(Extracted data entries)
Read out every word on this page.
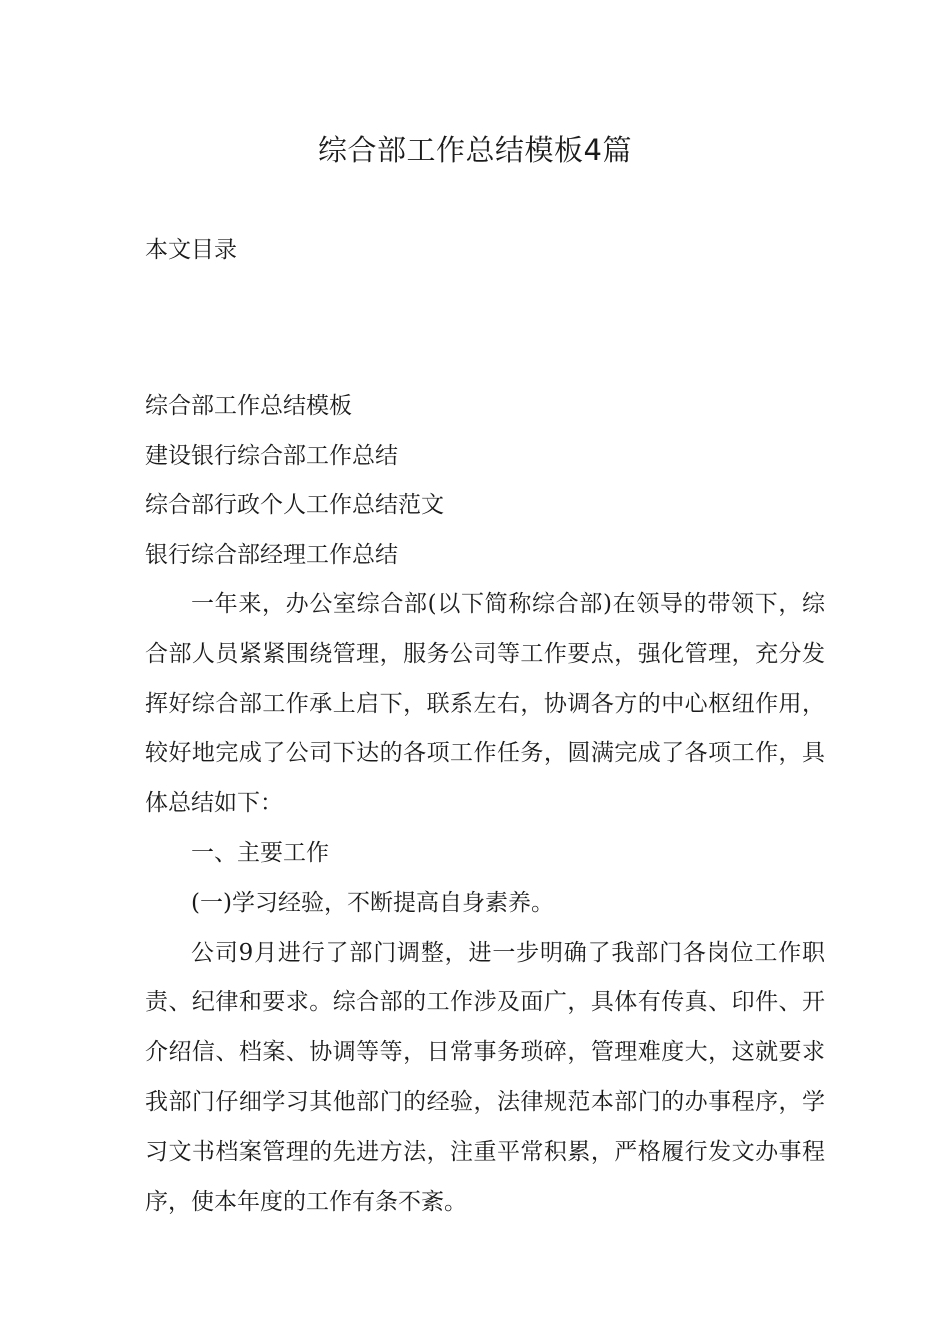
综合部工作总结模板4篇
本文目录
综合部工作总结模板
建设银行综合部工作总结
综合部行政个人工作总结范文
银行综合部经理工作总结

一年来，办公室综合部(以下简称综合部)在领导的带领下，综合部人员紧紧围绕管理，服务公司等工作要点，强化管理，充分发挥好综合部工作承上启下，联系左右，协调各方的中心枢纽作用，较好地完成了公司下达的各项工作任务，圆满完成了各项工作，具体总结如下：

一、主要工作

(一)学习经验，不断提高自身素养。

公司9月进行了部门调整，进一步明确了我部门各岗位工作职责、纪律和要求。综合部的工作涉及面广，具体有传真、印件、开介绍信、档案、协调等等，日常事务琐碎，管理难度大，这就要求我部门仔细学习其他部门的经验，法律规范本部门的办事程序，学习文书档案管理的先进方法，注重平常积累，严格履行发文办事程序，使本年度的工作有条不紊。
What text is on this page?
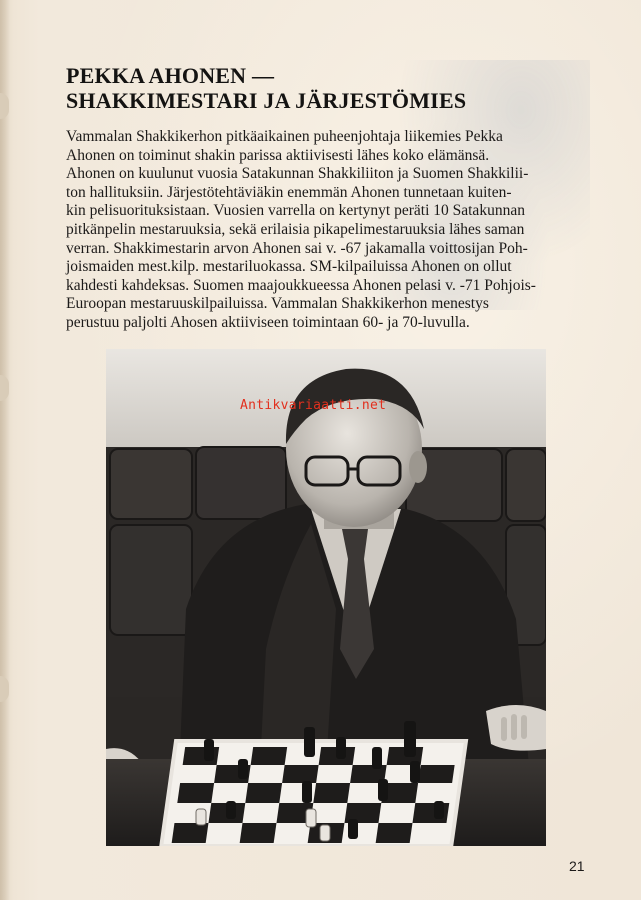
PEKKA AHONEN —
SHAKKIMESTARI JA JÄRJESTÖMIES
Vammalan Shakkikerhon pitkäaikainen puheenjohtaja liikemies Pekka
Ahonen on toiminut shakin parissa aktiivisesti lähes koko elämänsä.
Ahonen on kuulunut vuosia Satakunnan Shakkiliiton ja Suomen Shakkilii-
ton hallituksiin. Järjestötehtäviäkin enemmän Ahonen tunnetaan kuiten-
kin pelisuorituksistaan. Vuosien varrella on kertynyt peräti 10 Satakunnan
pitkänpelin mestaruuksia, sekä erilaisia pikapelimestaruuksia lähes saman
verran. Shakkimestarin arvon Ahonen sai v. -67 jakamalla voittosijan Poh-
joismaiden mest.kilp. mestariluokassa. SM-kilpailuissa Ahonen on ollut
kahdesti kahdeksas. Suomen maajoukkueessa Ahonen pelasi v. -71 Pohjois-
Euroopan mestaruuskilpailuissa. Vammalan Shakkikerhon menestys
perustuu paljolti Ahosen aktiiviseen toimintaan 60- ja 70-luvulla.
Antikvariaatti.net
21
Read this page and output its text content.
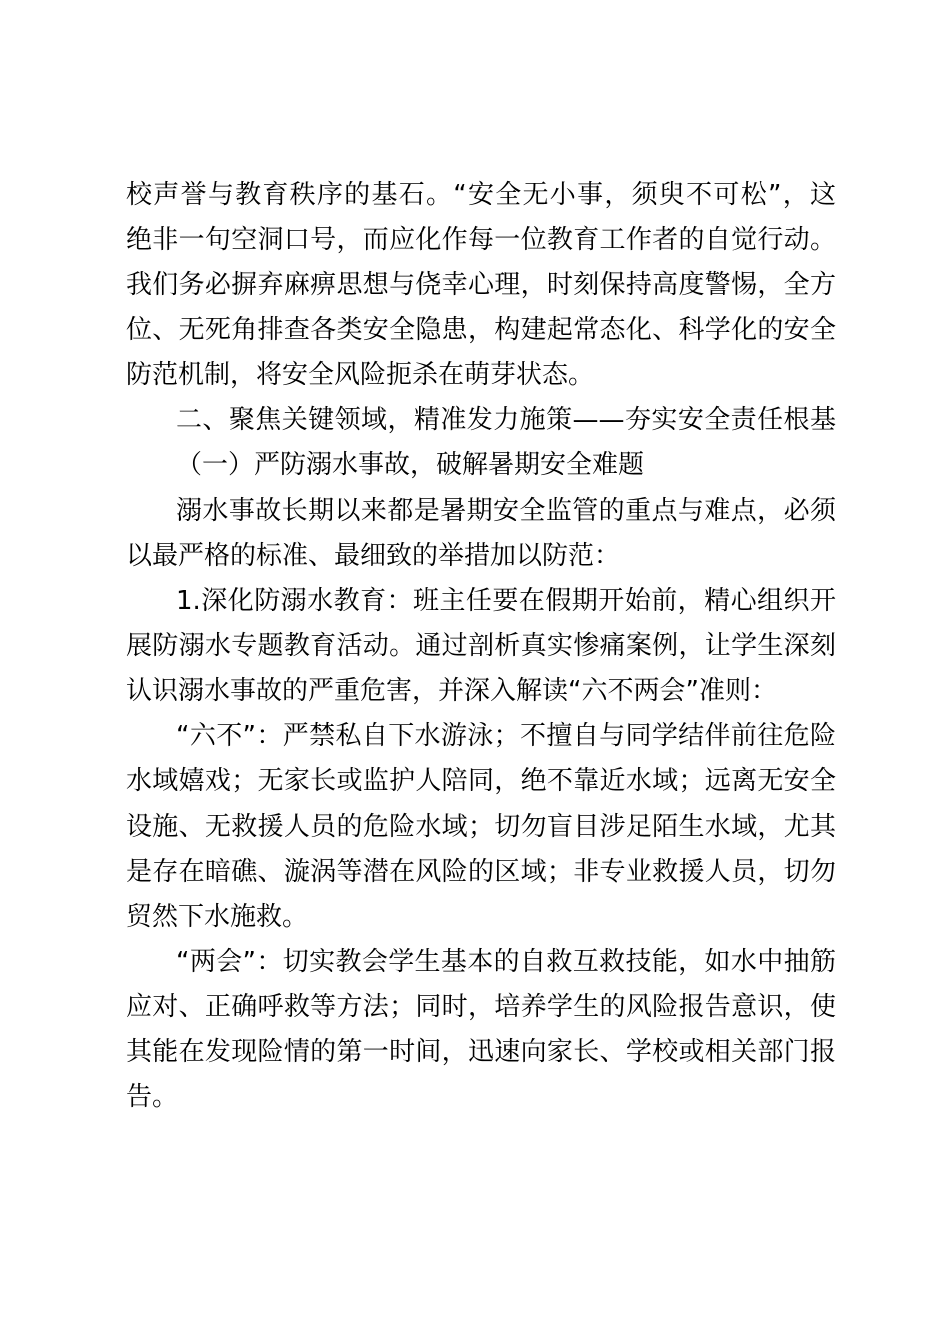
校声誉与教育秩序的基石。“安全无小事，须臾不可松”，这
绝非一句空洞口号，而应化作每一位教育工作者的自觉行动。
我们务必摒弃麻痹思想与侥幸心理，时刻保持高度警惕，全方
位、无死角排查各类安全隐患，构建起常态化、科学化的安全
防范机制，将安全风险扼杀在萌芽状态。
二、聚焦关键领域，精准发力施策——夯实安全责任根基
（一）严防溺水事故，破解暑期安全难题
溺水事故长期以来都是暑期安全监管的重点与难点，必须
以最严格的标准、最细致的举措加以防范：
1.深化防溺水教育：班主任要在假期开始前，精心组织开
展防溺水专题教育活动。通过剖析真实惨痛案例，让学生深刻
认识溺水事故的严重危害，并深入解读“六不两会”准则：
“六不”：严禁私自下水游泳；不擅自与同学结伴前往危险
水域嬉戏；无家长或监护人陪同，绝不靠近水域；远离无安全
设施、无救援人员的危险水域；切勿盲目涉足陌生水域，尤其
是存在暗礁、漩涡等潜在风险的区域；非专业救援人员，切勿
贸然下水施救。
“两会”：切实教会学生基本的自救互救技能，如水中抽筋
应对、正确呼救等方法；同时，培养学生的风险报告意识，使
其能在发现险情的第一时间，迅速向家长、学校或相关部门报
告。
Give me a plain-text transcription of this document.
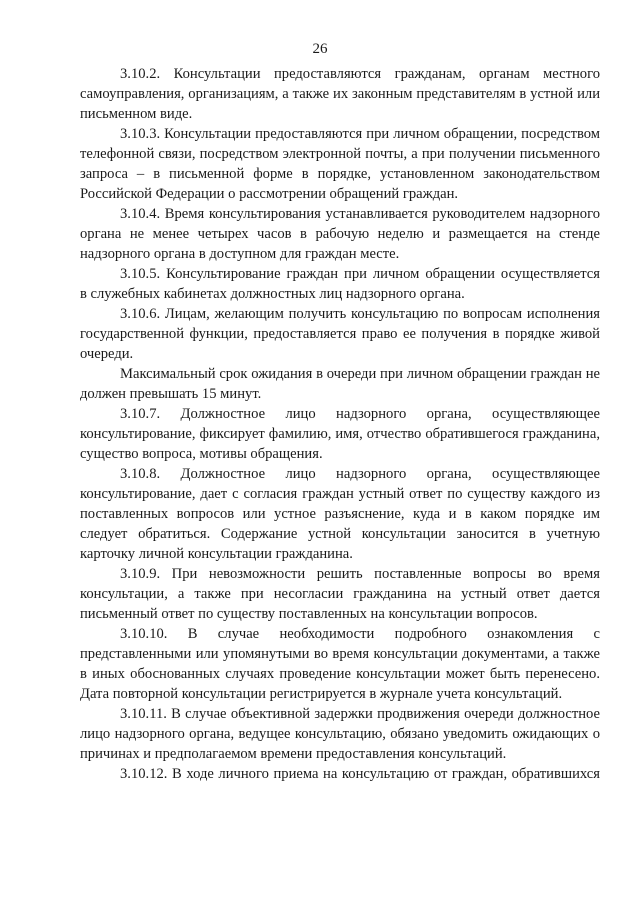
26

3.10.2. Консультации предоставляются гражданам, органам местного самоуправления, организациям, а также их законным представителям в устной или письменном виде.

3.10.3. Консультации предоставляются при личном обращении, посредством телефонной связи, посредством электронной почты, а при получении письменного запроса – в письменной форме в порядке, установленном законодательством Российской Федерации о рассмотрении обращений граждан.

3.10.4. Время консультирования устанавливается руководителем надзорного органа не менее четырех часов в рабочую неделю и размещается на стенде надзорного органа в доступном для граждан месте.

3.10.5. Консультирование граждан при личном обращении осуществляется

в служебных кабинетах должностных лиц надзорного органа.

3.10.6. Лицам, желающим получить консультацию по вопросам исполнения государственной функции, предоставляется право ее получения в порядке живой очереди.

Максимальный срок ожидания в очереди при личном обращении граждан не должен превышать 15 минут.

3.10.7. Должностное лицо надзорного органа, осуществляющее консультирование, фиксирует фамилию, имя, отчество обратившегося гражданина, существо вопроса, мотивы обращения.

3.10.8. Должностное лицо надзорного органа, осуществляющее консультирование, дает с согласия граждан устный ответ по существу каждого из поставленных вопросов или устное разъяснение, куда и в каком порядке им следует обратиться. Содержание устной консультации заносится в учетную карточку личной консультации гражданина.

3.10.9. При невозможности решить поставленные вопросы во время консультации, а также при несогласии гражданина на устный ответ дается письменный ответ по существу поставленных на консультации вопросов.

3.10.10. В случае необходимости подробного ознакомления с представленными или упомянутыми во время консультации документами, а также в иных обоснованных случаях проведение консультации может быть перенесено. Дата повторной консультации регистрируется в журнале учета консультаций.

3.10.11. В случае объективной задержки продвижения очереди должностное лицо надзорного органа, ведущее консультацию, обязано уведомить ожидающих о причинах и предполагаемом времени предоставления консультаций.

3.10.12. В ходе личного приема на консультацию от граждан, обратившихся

# [What is expected]
Quote the entries above word for word. Leave the images out.

# [Task solution]
Read out every word on this page.
综合部工作总结模板4篇
本文目录
综合部工作总结模板
建设银行综合部工作总结
综合部行政个人工作总结范文
银行综合部经理工作总结

一年来，办公室综合部(以下简称综合部)在领导的带领下，综合部人员紧紧围绕管理，服务公司等工作要点，强化管理，充分发挥好综合部工作承上启下，联系左右，协调各方的中心枢纽作用，较好地完成了公司下达的各项工作任务，圆满完成了各项工作，具体总结如下：

一、主要工作

(一)学习经验，不断提高自身素养。

公司9月进行了部门调整，进一步明确了我部门各岗位工作职责、纪律和要求。综合部的工作涉及面广，具体有传真、印件、开介绍信、档案、协调等等，日常事务琐碎，管理难度大，这就要求我部门仔细学习其他部门的经验，法律规范本部门的办事程序，学习文书档案管理的先进方法，注重平常积累，严格履行发文办事程序，使本年度的工作有条不紊。
What text is on this page?
PEKKA AHONEN —
SHAKKIMESTARI JA JÄRJESTÖMIES
Vammalan Shakkikerhon pitkäaikainen puheenjohtaja liikemies Pekka
Ahonen on toiminut shakin parissa aktiivisesti lähes koko elämänsä.
Ahonen on kuulunut vuosia Satakunnan Shakkiliiton ja Suomen Shakkilii-
ton hallituksiin. Järjestötehtäviäkin enemmän Ahonen tunnetaan kuiten-
kin pelisuorituksistaan. Vuosien varrella on kertynyt peräti 10 Satakunnan
pitkänpelin mestaruuksia, sekä erilaisia pikapelimestaruuksia lähes saman
verran. Shakkimestarin arvon Ahonen sai v. -67 jakamalla voittosijan Poh-
joismaiden mest.kilp. mestariluokassa. SM-kilpailuissa Ahonen on ollut
kahdesti kahdeksas. Suomen maajoukkueessa Ahonen pelasi v. -71 Pohjois-
Euroopan mestaruuskilpailuissa. Vammalan Shakkikerhon menestys
perustuu paljolti Ahosen aktiiviseen toimintaan 60- ja 70-luvulla.
Antikvariaatti.net
21
Read this page and output its text content.
校声誉与教育秩序的基石。“安全无小事，须臾不可松”，这
绝非一句空洞口号，而应化作每一位教育工作者的自觉行动。
我们务必摒弃麻痹思想与侥幸心理，时刻保持高度警惕，全方
位、无死角排查各类安全隐患，构建起常态化、科学化的安全
防范机制，将安全风险扼杀在萌芽状态。
二、聚焦关键领域，精准发力施策——夯实安全责任根基
（一）严防溺水事故，破解暑期安全难题
溺水事故长期以来都是暑期安全监管的重点与难点，必须
以最严格的标准、最细致的举措加以防范：
1.深化防溺水教育：班主任要在假期开始前，精心组织开
展防溺水专题教育活动。通过剖析真实惨痛案例，让学生深刻
认识溺水事故的严重危害，并深入解读“六不两会”准则：
“六不”：严禁私自下水游泳；不擅自与同学结伴前往危险
水域嬉戏；无家长或监护人陪同，绝不靠近水域；远离无安全
设施、无救援人员的危险水域；切勿盲目涉足陌生水域，尤其
是存在暗礁、漩涡等潜在风险的区域；非专业救援人员，切勿
贸然下水施救。
“两会”：切实教会学生基本的自救互救技能，如水中抽筋
应对、正确呼救等方法；同时，培养学生的风险报告意识，使
其能在发现险情的第一时间，迅速向家长、学校或相关部门报
告。
Give me a plain-text transcription of this document.
26

3.10.2. Консультации предоставляются гражданам, органам местного самоуправления, организациям, а также их законным представителям в устной или письменном виде.

3.10.3. Консультации предоставляются при личном обращении, посредством телефонной связи, посредством электронной почты, а при получении письменного запроса – в письменной форме в порядке, установленном законодательством Российской Федерации о рассмотрении обращений граждан.

3.10.4. Время консультирования устанавливается руководителем надзорного органа не менее четырех часов в рабочую неделю и размещается на стенде надзорного органа в доступном для граждан месте.

3.10.5. Консультирование граждан при личном обращении осуществляется

в служебных кабинетах должностных лиц надзорного органа.

3.10.6. Лицам, желающим получить консультацию по вопросам исполнения государственной функции, предоставляется право ее получения в порядке живой очереди.

Максимальный срок ожидания в очереди при личном обращении граждан не должен превышать 15 минут.

3.10.7. Должностное лицо надзорного органа, осуществляющее консультирование, фиксирует фамилию, имя, отчество обратившегося гражданина, существо вопроса, мотивы обращения.

3.10.8. Должностное лицо надзорного органа, осуществляющее консультирование, дает с согласия граждан устный ответ по существу каждого из поставленных вопросов или устное разъяснение, куда и в каком порядке им следует обратиться. Содержание устной консультации заносится в учетную карточку личной консультации гражданина.

3.10.9. При невозможности решить поставленные вопросы во время консультации, а также при несогласии гражданина на устный ответ дается письменный ответ по существу поставленных на консультации вопросов.

3.10.10. В случае необходимости подробного ознакомления с представленными или упомянутыми во время консультации документами, а также в иных обоснованных случаях проведение консультации может быть перенесено. Дата повторной консультации регистрируется в журнале учета консультаций.

3.10.11. В случае объективной задержки продвижения очереди должностное лицо надзорного органа, ведущее консультацию, обязано уведомить ожидающих о причинах и предполагаемом времени предоставления консультаций.

3.10.12. В ходе личного приема на консультацию от граждан, обратившихся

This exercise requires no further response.